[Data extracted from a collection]
★ ★ ★ ★
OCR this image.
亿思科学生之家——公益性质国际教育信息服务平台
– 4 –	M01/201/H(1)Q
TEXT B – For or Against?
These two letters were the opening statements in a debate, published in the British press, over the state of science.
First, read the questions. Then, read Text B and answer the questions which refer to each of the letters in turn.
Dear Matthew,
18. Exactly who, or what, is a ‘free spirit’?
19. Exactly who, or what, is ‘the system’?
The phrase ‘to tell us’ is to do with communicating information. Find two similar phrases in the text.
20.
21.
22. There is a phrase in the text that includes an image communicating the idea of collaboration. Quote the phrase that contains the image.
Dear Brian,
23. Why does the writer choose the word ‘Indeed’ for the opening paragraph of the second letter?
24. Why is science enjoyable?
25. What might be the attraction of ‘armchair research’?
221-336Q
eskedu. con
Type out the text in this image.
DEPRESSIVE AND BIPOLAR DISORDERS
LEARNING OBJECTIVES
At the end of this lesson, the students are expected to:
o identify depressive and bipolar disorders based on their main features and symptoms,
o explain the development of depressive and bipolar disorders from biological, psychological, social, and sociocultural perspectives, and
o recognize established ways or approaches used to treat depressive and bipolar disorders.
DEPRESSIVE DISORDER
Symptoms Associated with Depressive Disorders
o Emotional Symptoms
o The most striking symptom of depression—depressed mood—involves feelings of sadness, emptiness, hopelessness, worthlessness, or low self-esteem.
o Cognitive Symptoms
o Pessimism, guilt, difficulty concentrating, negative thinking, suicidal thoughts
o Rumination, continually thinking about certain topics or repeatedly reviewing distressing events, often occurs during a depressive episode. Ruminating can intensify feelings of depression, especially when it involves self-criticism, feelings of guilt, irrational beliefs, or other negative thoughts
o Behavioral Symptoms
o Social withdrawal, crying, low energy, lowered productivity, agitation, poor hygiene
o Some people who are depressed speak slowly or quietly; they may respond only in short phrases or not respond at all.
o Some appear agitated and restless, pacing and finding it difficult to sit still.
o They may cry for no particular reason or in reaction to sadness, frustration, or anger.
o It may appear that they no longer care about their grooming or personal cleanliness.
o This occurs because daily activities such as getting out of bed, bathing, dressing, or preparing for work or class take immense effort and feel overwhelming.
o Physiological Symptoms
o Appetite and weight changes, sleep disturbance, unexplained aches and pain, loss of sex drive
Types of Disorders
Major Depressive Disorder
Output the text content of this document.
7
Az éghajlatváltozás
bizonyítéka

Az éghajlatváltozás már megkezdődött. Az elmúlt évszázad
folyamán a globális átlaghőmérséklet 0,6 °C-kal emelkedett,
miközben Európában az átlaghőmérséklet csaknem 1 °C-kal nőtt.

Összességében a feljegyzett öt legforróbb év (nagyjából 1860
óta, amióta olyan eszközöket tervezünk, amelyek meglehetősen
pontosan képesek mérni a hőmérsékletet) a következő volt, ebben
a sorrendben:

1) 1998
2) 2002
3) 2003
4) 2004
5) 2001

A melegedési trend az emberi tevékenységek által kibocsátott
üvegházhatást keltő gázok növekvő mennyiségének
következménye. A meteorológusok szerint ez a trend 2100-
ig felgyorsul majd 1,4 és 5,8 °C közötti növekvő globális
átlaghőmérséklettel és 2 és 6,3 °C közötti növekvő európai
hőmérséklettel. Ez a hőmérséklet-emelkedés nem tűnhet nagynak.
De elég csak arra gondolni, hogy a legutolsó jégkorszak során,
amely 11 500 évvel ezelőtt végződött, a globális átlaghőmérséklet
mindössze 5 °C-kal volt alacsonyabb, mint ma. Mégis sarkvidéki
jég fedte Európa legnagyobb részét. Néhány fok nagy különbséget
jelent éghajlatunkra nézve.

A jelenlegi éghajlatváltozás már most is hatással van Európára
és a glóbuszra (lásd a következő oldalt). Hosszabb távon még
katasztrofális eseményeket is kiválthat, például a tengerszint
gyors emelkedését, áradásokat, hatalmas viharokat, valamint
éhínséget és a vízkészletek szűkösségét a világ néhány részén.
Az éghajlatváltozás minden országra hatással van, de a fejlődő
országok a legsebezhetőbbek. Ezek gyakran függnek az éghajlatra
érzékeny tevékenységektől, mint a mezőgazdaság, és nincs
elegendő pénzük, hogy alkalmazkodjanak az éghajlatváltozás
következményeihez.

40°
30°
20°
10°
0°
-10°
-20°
★ ★ ★ ★
— STATED EXERCISE —
Pick out every line holding the string "sadness" and return it.

— SOLUTION TO THE EXERCISE —
o The most striking symptom of depression—depressed mood—involves feelings of sadness, emptiness, hopelessness, worthlessness, or low self-esteem.
o They may cry for no particular reason or in reaction to sadness, frustration, or anger.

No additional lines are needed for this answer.